### Data shown

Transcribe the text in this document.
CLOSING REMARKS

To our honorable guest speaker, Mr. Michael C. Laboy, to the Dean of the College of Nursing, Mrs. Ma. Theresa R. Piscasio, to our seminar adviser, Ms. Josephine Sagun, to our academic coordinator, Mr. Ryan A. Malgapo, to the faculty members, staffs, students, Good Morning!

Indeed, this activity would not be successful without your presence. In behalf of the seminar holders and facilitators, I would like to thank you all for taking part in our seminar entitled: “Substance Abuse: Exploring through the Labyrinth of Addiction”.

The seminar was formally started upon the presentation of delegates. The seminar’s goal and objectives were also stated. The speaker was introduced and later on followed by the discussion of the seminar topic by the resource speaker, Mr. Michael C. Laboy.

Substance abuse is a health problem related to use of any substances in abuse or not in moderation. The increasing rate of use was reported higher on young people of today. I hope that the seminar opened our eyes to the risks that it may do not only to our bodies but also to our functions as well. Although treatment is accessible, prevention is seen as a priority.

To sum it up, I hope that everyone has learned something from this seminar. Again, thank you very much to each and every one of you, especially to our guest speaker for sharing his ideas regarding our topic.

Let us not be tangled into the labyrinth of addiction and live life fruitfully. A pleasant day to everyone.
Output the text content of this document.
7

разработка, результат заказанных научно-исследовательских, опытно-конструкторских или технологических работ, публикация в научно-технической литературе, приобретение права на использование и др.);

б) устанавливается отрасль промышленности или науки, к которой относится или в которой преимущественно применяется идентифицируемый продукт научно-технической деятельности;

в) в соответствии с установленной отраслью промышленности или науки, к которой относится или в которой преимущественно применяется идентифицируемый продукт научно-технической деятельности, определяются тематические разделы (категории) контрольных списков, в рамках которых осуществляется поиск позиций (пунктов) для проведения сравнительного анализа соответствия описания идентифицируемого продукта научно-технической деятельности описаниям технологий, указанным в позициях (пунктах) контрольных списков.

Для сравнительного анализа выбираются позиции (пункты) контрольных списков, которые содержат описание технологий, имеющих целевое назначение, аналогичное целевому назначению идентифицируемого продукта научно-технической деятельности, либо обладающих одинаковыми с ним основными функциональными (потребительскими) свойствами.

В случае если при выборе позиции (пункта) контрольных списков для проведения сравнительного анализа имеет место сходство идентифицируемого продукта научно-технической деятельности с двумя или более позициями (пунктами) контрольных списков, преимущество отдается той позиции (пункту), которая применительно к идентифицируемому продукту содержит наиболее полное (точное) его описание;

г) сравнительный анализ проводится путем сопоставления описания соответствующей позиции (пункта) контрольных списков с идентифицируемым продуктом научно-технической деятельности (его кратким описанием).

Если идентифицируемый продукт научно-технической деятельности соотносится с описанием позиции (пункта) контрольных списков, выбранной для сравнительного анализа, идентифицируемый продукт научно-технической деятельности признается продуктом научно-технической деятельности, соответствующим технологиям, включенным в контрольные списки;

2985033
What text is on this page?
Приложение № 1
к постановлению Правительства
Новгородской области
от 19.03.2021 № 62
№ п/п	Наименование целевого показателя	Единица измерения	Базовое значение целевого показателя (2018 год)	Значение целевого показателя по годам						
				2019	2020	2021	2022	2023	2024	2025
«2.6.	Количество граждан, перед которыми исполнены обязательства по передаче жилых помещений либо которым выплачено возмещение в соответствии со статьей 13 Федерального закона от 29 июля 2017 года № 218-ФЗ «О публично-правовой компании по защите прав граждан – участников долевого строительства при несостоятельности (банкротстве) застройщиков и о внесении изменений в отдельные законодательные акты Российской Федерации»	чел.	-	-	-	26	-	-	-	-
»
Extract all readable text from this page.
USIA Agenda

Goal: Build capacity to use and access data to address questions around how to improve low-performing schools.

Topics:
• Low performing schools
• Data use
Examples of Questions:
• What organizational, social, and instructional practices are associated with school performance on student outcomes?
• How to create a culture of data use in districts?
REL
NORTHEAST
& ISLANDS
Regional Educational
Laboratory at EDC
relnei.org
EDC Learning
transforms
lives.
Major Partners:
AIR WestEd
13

######

▶ [The request] Identify the lines of the entries containing the string "науки". Copy each such line.

▶ [In response]
б) устанавливается отрасль промышленности или науки, к которой относится или в которой преимущественно применяется идентифицируемый продукт научно-технической деятельности;
в) в соответствии с установленной отраслью промышленности или науки, к которой относится или в которой преимущественно применяется идентифицируемый продукт научно-технической деятельности, определяются тематические разделы (категории) контрольных списков, в рамках которых осуществляется поиск позиций (пунктов) для проведения сравнительного анализа соответствия описания идентифицируемого продукта научно-технической деятельности описаниям технологий, указанным в позициях (пунктах) контрольных списков.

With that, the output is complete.